▶ Given records:
▬▬▬▬▬▬▬▬▬▬

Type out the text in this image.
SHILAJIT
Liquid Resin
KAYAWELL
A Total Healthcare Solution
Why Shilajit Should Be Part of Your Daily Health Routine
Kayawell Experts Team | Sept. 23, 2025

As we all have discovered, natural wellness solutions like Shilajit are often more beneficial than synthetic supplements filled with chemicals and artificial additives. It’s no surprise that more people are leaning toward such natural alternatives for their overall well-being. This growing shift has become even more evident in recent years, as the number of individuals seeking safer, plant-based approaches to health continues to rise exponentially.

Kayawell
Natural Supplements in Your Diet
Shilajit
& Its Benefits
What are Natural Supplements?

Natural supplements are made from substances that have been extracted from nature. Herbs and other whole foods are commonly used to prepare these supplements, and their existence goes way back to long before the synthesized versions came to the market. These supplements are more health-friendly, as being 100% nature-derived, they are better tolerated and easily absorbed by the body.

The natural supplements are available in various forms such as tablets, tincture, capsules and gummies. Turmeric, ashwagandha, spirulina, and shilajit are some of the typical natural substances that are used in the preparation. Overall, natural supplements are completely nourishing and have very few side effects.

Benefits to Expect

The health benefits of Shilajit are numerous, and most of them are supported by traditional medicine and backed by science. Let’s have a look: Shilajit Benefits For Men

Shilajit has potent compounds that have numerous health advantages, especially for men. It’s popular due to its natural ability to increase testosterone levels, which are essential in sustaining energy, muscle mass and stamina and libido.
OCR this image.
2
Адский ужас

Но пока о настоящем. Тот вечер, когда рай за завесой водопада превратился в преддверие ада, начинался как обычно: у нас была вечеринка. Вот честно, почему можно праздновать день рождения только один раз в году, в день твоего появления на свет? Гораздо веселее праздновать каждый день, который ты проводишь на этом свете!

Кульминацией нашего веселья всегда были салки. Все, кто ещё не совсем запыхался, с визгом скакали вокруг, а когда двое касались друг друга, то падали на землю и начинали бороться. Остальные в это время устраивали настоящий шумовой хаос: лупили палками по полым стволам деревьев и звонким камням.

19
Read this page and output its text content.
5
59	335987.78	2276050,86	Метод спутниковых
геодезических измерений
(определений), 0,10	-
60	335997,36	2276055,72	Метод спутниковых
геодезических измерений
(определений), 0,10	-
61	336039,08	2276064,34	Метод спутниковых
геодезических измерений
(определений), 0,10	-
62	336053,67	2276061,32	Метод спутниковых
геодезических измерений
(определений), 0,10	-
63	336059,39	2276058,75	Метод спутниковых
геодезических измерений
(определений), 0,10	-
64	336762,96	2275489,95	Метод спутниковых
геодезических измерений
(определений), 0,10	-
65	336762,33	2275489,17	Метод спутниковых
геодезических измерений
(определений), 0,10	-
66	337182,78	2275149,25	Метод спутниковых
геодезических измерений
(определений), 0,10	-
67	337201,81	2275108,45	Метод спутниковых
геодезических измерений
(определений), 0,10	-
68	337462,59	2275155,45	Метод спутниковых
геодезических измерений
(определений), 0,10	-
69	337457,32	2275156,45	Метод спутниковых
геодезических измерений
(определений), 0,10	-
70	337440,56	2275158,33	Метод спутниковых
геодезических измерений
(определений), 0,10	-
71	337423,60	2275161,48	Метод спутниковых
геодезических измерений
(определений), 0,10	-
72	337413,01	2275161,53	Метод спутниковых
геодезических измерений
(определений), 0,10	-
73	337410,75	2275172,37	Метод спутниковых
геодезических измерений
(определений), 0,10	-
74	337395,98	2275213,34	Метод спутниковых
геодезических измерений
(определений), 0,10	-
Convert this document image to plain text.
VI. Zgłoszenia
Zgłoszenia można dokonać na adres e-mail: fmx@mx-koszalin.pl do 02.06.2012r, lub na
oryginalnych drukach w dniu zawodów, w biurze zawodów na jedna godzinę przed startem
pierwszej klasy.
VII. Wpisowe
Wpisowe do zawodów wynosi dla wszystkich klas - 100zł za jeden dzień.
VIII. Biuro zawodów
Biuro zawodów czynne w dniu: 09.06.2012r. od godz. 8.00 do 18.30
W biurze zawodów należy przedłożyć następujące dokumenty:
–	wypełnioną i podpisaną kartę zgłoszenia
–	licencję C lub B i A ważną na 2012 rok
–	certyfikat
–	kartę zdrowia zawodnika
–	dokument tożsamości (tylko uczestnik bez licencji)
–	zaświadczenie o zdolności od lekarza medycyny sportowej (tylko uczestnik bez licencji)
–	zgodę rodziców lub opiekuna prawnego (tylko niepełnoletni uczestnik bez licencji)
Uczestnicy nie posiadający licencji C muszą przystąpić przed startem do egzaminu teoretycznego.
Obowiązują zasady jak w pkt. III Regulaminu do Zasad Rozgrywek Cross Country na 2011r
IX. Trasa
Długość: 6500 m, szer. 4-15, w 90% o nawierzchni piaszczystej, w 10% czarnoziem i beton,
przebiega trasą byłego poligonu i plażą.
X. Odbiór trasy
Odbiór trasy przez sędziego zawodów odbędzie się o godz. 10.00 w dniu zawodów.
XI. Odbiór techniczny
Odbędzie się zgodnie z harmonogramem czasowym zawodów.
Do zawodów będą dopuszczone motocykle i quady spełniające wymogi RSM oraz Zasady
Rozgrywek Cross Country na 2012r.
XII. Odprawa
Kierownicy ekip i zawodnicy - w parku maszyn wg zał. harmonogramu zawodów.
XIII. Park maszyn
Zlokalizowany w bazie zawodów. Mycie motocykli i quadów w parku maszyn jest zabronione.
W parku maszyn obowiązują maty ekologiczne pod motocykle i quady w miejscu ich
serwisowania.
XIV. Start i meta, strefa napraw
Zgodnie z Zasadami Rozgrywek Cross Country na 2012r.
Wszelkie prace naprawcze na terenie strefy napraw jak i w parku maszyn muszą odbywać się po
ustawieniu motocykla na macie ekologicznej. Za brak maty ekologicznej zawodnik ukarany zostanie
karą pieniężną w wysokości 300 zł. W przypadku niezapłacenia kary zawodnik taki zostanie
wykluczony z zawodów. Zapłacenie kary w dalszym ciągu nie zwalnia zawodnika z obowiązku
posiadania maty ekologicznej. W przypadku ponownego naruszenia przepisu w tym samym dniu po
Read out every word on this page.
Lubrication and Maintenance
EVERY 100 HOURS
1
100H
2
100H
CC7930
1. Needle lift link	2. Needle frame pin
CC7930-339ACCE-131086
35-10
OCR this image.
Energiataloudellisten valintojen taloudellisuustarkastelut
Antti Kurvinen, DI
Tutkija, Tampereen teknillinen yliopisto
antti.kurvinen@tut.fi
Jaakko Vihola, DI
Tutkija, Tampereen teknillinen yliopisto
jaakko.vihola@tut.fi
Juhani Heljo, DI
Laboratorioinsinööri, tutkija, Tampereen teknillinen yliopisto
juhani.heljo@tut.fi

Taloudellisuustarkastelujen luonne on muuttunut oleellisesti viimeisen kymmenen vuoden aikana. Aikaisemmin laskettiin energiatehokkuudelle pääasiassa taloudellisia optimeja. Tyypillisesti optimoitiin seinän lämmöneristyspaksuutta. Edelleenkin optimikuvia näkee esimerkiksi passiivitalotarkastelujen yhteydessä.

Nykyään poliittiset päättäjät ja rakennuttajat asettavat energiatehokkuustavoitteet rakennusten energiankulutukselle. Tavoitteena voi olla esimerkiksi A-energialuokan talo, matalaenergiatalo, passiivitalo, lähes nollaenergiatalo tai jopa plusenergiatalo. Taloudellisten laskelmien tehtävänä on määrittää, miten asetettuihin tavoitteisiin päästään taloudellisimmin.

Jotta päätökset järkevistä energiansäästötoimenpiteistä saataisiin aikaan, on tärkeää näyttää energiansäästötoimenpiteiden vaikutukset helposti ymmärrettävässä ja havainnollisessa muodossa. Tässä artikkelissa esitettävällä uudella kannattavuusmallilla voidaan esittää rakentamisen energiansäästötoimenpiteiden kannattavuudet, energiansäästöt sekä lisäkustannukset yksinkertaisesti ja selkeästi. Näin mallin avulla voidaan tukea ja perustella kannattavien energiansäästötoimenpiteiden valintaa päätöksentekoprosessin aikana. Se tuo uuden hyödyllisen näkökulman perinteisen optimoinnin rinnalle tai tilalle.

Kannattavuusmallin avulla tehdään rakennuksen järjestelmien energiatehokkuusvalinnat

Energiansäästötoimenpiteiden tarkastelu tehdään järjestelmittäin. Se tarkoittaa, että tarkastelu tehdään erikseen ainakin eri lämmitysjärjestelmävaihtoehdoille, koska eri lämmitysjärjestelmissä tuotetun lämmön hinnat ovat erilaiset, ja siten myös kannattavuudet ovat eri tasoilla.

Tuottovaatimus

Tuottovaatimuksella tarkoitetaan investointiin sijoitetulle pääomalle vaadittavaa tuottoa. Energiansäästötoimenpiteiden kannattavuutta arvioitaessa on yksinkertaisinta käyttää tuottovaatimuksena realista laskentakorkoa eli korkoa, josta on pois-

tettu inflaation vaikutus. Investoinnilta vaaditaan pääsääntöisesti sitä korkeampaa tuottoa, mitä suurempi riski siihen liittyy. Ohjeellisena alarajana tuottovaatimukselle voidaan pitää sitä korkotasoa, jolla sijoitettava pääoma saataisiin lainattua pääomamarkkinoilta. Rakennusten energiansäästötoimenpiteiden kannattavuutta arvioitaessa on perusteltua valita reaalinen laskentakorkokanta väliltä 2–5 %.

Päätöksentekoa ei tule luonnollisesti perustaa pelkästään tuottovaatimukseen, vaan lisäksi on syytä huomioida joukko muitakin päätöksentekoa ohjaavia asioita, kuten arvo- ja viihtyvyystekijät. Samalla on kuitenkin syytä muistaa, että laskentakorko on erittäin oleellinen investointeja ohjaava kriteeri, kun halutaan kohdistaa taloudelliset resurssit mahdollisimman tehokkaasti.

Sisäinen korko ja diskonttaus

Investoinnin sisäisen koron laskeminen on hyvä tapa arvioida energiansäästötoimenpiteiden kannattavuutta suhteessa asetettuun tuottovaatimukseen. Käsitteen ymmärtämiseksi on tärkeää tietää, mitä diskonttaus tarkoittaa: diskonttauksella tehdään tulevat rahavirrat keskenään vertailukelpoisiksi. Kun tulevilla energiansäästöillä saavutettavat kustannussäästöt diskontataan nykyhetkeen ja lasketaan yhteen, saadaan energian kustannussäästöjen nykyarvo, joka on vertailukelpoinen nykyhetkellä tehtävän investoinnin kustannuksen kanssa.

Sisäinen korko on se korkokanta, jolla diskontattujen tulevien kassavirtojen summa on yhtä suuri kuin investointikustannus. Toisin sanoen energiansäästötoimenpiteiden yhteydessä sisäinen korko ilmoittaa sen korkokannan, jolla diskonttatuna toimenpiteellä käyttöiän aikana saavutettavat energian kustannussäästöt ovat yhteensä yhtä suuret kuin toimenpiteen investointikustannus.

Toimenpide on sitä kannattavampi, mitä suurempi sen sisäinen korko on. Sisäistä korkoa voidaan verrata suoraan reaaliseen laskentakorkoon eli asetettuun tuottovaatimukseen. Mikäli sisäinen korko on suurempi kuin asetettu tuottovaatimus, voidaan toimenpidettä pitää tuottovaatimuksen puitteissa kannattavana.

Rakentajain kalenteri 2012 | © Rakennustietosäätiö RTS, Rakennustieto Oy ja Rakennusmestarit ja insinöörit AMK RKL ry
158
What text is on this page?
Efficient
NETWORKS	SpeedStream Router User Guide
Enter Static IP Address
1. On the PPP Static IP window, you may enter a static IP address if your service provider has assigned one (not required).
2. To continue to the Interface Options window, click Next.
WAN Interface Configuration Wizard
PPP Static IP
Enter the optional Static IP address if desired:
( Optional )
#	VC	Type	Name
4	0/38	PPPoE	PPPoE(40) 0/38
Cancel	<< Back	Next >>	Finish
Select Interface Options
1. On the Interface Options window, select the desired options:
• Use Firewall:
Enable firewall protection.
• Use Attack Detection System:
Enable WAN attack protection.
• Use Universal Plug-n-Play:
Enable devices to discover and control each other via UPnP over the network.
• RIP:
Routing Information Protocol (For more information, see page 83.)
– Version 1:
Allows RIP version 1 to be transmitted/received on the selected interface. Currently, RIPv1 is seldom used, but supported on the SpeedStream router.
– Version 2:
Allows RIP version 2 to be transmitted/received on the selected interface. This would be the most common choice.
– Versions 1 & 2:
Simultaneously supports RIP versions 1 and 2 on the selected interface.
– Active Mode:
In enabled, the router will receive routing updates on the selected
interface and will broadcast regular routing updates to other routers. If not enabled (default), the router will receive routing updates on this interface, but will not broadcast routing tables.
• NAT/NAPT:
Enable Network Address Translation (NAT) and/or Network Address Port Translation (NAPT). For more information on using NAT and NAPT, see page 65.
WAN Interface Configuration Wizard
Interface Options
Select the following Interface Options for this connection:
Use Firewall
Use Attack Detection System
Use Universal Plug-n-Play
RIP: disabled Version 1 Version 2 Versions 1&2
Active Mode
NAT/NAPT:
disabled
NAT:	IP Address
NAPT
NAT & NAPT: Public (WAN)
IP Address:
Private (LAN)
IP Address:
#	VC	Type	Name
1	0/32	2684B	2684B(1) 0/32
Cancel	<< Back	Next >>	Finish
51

▬▬▬▬▬▬▬▬▬▬

▶ Objective:
Note how many lines of the material contain the string "most". Then report that number by itself.

▶ The solution:
2